**Textauszug**
>>>
Die Schausteller und Schaustellerinnen haben schon viele Kämpfe gefochten. Lang und mühsam war der Weg vom „fahrenden Volk“ zur modernen Schaustellerei der Gegenwart. Seit dem Mittelalter zogen die „Fahrenden Leute“ von Stadt zu Stadt anlässlich der dort stattfindenden Jahrmärkte. Die „Fahrenden“ hatten kein leichtes Leben.

Sie wurden nicht durch die bürgerlichen Gesetze geschützt und durften in der katholischen Kirche auch keine Sakramente empfangen. Sie lebten in Planwagen oder selbstgebauten einfachen Fuhrwerken, mit denen sie nach Einbruch der Dunkelheit nur außerhalb der Stadtmauern verweilen durften.

Unter den „Fahrenden“ waren auch Händler, Barbiere und Heiler. Zum Jahrmarkt gesellten sich ortsansässige Zuckerbäcker, Schlächter, Wirtsleute, Handwerker wie Schmiede, Schlosser oder Tischler. Fahrende Komödianten wie Gaukler, Musikanten und Artisten rundeten das bunte Bild des Jahrmarktes ab. Es ist überliefert, dass beim „Fahrenden Volk“ der Ursprung vieler Berufe liegt und technische Errungenschaften dem Volk meist auf Jahrmärkten vorgestellt worden sind. Außerdem brachten Jahrmärkte die neusten Nachrichten und förderten den Heiratsmarkt. Erst 1794 wurde die Gewerbefreiheit eingeführt und die Bedingungen für das „Fahrende Volk“ verbesserten sich.

Älteren Schaustellern und Schaustellerinnen wird noch die Zeit des Nationalsozialismus im Gedächtnis sein. Größere Volksfeste wurden direkt nach Beginn des Krieges 1939 abgesagt, andere noch kurze Zeit in minimierter Besetzung abgehalten. Kleinere Volksfeste fanden dagegen bis weit in die 1940er Jahre statt, obwohl der Krieg tagtäglich viel Leid über die Menschen brachte.

Nach dem Zweiten Weltkrieg bauten die meisten Schaustellerfamilien ihre Geschäfte zwi-schen den Trümmern auf, brachten den Menschen Licht und Freude zurück. Viele Schaustel-lerfrauen ließen sich damals – anfangs alleine und später zusammen mit ihren aus dem Krieg heimkehrenden Männern – nicht unterkriegen. Sie legten den Grundstock für eine neue Zeit im Schaustellergewerbe. Inzwischen sind Volksfeste als wesentliches Kulturgut von der Bundesregierung wie auch von der EU anerkannt und als schützenswert eingestuft. Die Schausteller haben als mittelständische Unternehmer ihren Platz in der Gesellschaft und finden Gehör bei der Politik. Volksfeste sind Garanten für das Kulturgut und gehören zur deutschen Kulturgeschichte.
<<<
**Schriftliche Aufgabe a**
In welchem Jahr wurde laut dem Textauszug über die Schausteller die Gewerbefreiheit eingeführt?

**Zu verwendende Zeilen**
>>>
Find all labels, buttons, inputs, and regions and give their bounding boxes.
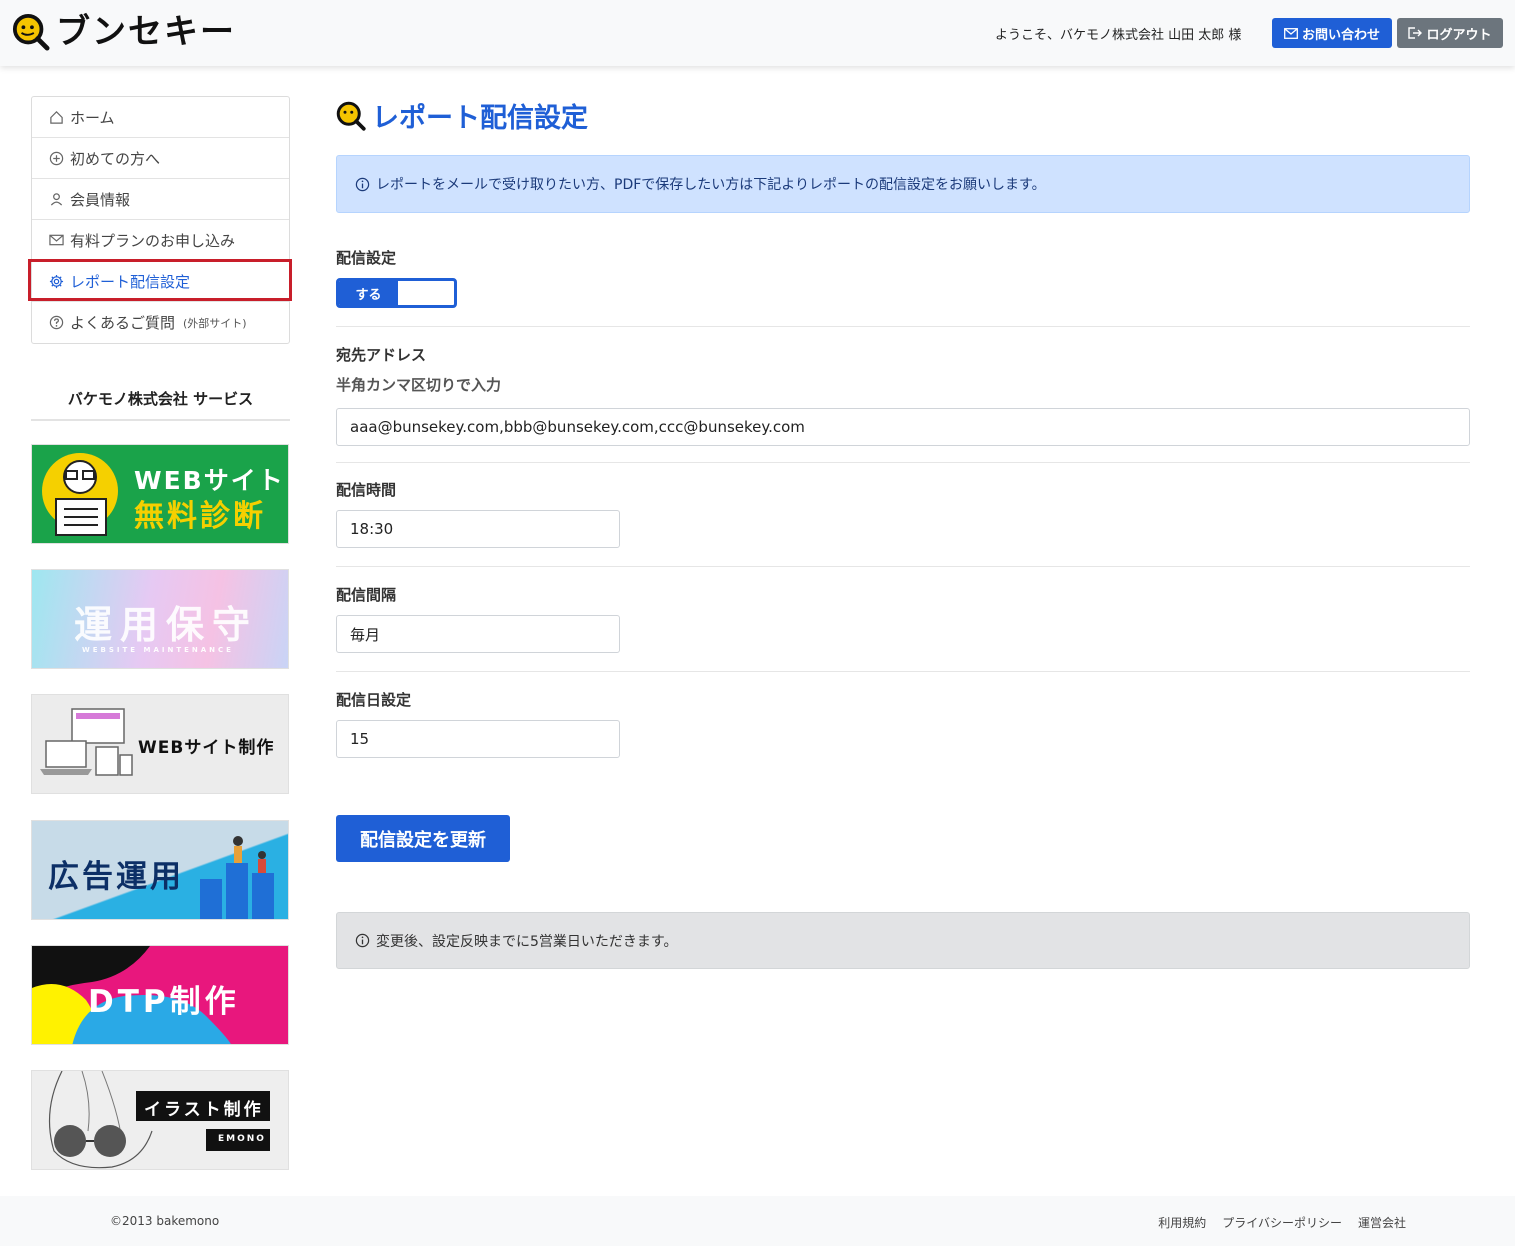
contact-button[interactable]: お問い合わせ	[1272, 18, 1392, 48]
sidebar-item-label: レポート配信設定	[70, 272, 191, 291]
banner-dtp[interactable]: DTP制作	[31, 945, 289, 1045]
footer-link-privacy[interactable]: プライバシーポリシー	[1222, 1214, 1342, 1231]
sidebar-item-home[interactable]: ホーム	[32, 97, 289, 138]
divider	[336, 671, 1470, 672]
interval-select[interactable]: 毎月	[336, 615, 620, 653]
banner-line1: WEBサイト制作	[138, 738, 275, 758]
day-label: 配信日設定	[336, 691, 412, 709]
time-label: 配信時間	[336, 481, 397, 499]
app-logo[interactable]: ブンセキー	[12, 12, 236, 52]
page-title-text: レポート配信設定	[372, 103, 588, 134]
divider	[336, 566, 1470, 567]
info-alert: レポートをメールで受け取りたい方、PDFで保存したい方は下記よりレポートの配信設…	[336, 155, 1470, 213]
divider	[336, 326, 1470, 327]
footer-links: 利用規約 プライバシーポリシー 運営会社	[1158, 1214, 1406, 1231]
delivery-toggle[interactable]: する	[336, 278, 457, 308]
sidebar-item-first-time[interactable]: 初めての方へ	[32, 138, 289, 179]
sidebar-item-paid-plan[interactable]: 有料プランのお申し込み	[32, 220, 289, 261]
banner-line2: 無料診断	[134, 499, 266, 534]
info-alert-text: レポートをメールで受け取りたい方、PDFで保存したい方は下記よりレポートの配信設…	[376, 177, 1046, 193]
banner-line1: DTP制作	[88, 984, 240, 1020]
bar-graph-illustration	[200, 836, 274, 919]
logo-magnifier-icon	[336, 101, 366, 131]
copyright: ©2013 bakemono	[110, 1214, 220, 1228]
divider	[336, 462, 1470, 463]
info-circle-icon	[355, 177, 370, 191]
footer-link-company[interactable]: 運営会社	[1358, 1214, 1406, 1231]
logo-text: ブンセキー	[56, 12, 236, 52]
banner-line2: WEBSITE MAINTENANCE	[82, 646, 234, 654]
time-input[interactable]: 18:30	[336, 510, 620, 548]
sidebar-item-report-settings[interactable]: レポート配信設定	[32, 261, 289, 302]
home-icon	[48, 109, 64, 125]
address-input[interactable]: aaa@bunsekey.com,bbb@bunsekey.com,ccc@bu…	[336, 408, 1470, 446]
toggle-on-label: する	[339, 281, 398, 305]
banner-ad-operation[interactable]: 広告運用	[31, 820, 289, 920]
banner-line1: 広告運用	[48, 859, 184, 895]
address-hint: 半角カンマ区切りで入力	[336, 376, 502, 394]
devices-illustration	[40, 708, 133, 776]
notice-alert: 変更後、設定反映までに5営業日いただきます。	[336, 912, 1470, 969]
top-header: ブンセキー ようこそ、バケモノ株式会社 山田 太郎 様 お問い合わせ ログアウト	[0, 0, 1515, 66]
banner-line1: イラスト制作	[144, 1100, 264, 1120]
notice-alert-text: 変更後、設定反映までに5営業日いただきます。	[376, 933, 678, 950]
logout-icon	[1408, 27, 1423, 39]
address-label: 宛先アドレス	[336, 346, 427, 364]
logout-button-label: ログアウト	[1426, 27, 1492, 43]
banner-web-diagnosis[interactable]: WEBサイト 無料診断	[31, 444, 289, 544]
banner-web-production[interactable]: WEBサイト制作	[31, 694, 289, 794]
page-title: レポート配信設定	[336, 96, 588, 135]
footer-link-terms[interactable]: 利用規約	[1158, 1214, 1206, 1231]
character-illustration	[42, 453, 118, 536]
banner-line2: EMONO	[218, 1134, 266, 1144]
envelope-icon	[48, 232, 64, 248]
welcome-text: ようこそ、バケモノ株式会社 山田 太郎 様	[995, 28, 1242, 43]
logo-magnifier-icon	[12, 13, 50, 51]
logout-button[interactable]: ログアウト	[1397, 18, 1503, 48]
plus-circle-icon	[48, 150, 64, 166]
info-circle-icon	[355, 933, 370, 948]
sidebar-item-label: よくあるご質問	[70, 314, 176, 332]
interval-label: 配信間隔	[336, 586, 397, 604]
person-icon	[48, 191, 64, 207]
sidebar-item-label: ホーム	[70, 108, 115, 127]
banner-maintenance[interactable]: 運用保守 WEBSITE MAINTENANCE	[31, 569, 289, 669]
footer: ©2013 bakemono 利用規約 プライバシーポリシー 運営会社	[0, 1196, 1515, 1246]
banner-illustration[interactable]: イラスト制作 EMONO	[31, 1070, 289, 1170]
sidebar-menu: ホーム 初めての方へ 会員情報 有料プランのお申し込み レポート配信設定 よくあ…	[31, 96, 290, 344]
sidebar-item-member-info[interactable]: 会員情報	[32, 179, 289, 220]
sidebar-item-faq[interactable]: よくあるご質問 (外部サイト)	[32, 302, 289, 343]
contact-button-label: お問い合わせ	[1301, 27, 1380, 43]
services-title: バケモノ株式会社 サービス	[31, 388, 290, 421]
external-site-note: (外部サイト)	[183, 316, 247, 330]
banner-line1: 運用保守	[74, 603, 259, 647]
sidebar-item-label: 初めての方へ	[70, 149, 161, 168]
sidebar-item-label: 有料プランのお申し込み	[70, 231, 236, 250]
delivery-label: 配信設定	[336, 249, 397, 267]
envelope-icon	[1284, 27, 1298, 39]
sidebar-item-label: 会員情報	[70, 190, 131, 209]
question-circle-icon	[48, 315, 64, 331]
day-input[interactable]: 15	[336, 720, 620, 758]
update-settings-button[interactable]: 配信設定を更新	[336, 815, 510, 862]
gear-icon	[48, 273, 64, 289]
<<<
**Schriftliche Aufgabe b**
Ändere in den Zeilen oben den Abschnitt, der mit der Zeile mit „18, 1392, 48]“ beginnt und mit der Zeile mit „footer-links: 利用規約 プライバシーポリシー“ endet, indem du „divider“ durch „separator“ ersetzt. Gib nur diesen Abschnitt aus, sonst unverändert.

**Endgültige Antwort a**
1794

**Endgültige Antwort b**
contact-button[interactable]: お問い合わせ	[1272, 18, 1392, 48]
sidebar-item-label: レポート配信設定	[70, 272, 191, 291]
banner-dtp[interactable]: DTP制作	[31, 945, 289, 1045]
footer-link-privacy[interactable]: プライバシーポリシー	[1222, 1214, 1342, 1231]
sidebar-item-home[interactable]: ホーム	[32, 97, 289, 138]
separator	[336, 671, 1470, 672]
interval-select[interactable]: 毎月	[336, 615, 620, 653]
banner-line1: WEBサイト制作	[138, 738, 275, 758]
day-label: 配信日設定	[336, 691, 412, 709]
time-label: 配信時間	[336, 481, 397, 499]
app-logo[interactable]: ブンセキー	[12, 12, 236, 52]
page-title-text: レポート配信設定	[372, 103, 588, 134]
separator	[336, 566, 1470, 567]
info-alert: レポートをメールで受け取りたい方、PDFで保存したい方は下記よりレポートの配信設…	[336, 155, 1470, 213]
separator	[336, 326, 1470, 327]
footer-links: 利用規約 プライバシーポリシー 運営会社	[1158, 1214, 1406, 1231]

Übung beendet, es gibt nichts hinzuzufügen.